==== TEXT BLOCK
This is probably going to be a lot smaller project than the other two above. I've always wanted to implement a slew of classic arcade games in various different programming languages. I currently don't have a major interest in game development, but creating games tend to be the most interactive and well-scoped projects one can work on.

So far, I already have created:

  1. Guess the number
  2. Tic-tac-toe
  3. Hangman
  4. Flappy bird
  5. Tetris

At minimum, other games I want to create:

  • Pong
  • Snake
  • MineSweeper

They all shouldn't be hard, it'll just be a matter of me getting to it. I believe I created snake for my introductory computer science class ages ago (aside: it was a great class. The professor taught us programming by creating games -- i.e. frogger, snake, asteroids, etc. What a fun way to motivate and interact with students). Likely I'll tie it in with goal #1: these games will be projects for me to learn new languages.

Chess engine

Sometime this summer (before Queen's Gambit was out), I started playing chess again. I had played competitively during middle school, but I hadn't played seriously ever since.
========
==== DATA SUPPLIED
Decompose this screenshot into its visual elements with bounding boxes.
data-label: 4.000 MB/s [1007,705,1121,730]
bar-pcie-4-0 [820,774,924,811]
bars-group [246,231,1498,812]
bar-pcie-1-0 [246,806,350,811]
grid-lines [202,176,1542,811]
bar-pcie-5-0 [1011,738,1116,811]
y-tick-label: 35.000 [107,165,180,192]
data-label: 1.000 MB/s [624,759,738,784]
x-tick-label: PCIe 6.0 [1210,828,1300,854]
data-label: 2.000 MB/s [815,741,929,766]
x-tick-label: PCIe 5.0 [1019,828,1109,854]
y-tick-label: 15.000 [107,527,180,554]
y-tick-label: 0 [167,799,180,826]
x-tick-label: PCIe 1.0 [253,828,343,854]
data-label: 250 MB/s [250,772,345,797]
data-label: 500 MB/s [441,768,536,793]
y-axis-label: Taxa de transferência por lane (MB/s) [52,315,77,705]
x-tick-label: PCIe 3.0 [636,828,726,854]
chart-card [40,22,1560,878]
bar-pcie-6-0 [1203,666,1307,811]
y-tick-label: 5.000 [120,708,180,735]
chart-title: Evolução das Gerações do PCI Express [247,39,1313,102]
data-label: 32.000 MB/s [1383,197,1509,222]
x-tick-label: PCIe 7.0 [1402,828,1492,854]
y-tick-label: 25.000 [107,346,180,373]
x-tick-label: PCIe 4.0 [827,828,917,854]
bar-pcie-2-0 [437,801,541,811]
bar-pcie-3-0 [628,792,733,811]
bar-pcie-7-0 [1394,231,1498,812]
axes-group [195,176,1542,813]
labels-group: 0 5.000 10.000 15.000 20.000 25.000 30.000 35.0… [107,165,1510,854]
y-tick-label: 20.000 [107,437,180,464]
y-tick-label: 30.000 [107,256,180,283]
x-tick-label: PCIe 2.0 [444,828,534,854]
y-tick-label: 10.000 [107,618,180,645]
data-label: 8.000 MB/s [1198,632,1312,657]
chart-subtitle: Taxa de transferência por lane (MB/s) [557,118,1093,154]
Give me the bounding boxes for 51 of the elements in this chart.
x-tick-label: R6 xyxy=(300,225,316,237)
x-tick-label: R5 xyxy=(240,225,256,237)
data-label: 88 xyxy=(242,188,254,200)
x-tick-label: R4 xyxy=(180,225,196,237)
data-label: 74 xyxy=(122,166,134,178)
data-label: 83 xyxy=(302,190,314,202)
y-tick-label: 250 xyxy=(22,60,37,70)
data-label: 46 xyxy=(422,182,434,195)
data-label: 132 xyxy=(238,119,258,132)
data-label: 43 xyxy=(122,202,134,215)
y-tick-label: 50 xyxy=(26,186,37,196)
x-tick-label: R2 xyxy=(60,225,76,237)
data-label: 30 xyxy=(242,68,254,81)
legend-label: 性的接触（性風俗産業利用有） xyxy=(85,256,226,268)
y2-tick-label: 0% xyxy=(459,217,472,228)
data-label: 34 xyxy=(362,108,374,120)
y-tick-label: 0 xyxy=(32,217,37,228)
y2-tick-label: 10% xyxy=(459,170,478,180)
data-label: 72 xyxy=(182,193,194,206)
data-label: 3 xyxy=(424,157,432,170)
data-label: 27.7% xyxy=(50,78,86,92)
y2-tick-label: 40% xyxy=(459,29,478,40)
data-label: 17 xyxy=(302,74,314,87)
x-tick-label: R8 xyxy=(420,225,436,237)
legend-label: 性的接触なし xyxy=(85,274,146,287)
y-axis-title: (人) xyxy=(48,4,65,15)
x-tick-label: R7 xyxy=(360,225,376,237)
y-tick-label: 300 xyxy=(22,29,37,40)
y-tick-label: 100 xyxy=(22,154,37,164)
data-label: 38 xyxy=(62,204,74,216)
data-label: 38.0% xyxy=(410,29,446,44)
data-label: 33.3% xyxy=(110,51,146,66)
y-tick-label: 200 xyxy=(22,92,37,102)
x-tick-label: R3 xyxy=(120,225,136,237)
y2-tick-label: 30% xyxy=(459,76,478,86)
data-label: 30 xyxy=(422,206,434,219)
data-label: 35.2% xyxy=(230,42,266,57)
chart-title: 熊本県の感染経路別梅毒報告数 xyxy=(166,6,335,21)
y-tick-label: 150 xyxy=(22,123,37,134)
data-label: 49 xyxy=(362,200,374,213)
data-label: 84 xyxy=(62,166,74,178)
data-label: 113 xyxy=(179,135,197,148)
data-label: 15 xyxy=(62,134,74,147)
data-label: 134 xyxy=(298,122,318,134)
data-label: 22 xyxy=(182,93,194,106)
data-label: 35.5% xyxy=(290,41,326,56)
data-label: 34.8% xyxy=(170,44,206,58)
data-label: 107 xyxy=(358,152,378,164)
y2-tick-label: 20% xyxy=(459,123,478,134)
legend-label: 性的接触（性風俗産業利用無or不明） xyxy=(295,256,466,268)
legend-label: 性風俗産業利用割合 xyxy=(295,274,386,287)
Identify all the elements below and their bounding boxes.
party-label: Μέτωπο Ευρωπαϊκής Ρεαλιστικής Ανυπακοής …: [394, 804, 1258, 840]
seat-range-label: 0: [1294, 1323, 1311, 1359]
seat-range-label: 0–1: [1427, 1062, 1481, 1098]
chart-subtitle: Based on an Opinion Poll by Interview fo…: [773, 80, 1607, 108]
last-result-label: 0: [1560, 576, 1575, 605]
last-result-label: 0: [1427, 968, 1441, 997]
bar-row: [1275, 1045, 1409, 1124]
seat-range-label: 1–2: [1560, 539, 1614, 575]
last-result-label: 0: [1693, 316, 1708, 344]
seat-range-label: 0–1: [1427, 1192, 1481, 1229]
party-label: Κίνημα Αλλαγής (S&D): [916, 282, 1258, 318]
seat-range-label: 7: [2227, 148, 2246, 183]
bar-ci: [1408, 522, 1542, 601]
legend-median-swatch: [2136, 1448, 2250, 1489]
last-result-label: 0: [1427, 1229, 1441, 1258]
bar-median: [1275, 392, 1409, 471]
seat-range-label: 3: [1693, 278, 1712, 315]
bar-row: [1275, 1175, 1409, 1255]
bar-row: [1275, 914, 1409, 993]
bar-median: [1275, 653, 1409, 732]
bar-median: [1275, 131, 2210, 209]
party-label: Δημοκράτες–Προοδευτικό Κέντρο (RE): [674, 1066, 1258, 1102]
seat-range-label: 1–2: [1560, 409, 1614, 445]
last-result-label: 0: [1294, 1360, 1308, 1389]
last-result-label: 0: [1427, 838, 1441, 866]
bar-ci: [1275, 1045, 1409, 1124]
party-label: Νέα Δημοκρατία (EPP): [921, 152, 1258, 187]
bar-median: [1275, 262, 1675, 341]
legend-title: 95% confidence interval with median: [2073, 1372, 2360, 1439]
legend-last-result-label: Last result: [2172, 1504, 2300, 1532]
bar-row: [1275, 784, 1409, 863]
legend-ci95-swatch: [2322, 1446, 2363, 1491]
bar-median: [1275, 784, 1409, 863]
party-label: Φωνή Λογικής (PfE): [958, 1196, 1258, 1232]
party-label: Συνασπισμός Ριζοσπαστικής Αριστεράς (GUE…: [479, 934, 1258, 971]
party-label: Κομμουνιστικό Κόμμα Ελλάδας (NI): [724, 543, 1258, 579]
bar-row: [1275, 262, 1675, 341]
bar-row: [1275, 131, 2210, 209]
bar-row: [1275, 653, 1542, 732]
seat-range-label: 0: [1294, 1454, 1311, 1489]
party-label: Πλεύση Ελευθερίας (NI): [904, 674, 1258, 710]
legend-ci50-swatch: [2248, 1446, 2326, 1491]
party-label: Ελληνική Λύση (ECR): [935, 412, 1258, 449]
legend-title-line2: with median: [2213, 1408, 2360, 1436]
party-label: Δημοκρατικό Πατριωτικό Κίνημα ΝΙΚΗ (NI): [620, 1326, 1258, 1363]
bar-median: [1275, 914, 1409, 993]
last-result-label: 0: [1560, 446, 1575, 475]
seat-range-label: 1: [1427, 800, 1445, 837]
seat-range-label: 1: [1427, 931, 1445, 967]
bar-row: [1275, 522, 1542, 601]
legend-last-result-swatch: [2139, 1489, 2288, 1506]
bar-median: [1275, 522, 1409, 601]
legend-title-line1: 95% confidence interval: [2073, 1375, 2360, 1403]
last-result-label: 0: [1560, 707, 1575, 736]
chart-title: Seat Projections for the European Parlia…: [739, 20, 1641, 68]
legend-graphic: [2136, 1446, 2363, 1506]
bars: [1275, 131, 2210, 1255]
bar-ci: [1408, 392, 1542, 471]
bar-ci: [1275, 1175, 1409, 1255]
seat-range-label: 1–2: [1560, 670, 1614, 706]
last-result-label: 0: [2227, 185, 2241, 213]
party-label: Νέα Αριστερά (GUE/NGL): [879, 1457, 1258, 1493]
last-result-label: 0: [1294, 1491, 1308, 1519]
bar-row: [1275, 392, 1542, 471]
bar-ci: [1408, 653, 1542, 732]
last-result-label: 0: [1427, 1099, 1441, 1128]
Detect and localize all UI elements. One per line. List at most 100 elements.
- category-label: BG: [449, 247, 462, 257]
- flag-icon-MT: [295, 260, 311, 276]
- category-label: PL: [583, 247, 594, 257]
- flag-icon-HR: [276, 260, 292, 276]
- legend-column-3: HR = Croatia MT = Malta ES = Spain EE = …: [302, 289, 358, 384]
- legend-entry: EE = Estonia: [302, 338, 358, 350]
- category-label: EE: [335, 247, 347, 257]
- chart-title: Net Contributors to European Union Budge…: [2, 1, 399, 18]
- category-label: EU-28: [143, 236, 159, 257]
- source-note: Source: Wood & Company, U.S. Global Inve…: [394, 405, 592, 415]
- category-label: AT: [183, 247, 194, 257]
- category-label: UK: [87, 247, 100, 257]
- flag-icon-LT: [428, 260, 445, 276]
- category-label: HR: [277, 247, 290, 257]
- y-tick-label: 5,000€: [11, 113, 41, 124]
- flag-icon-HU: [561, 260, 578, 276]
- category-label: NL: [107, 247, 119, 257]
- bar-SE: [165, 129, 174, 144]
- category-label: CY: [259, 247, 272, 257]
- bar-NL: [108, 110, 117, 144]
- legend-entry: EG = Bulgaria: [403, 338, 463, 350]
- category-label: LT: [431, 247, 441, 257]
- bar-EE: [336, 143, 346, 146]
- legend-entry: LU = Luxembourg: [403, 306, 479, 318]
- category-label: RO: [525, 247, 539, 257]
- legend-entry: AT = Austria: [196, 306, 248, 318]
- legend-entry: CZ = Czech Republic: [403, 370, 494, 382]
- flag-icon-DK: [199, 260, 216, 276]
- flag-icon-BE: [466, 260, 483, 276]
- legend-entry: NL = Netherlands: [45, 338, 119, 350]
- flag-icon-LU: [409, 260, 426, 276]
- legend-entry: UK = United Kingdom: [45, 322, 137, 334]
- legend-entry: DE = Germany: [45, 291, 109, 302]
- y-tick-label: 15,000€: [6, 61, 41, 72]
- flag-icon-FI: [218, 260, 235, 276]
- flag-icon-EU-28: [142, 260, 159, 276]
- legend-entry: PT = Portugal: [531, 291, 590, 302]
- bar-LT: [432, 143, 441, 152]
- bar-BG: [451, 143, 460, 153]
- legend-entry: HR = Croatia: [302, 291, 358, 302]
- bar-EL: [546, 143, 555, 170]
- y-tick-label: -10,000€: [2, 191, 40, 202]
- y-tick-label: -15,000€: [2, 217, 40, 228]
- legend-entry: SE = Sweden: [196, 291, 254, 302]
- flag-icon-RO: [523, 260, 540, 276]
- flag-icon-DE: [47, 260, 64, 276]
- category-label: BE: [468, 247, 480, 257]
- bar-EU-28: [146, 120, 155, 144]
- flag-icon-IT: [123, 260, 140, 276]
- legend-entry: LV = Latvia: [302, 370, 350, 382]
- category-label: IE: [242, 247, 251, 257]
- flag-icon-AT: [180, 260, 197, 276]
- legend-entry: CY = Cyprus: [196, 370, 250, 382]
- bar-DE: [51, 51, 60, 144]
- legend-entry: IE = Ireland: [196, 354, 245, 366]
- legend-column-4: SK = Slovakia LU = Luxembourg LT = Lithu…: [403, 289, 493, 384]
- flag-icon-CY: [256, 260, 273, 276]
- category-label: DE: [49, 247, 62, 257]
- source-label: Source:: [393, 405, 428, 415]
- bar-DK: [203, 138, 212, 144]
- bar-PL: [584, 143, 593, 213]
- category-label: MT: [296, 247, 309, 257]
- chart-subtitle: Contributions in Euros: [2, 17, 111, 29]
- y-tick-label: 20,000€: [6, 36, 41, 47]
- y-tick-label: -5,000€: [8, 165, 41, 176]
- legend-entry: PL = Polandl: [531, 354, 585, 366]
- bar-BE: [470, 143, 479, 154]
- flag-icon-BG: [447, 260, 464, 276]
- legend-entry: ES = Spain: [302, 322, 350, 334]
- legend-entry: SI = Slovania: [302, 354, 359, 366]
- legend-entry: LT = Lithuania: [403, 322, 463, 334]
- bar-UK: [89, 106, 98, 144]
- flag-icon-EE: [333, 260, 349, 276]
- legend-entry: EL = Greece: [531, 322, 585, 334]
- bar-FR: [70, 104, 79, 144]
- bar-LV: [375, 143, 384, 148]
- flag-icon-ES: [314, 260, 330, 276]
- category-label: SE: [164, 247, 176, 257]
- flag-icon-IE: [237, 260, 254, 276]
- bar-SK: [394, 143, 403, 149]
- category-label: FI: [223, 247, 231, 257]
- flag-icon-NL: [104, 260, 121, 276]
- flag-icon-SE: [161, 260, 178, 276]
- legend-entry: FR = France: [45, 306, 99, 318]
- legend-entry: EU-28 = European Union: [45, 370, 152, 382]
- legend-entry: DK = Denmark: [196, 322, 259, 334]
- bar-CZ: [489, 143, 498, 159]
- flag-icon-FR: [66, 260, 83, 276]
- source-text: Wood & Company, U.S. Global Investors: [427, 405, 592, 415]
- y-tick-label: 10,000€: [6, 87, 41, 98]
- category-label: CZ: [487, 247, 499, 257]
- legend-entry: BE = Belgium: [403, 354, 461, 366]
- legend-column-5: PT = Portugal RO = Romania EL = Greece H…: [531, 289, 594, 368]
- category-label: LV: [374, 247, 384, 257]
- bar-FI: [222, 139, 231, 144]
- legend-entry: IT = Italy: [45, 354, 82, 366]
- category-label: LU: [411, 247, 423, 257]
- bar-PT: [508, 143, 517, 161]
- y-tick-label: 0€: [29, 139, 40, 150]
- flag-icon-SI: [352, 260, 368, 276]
========
--- DESCRIPTION OF THE TASK ---
Rewrite the stretch of the arcade-games text from "They all shouldn't" through "learn new languages.", replacing "frogger" with "Pac-Man".

--- ANSWER ---
They all shouldn't be hard, it'll just be a matter of me getting to it. I believe I created snake for my introductory computer science class ages ago (aside: it was a great class. The professor taught us programming by creating games -- i.e. Pac-Man, snake, asteroids, etc. What a fun way to motivate and interact with students). Likely I'll tie it in with goal #1: these games will be projects for me to learn new languages.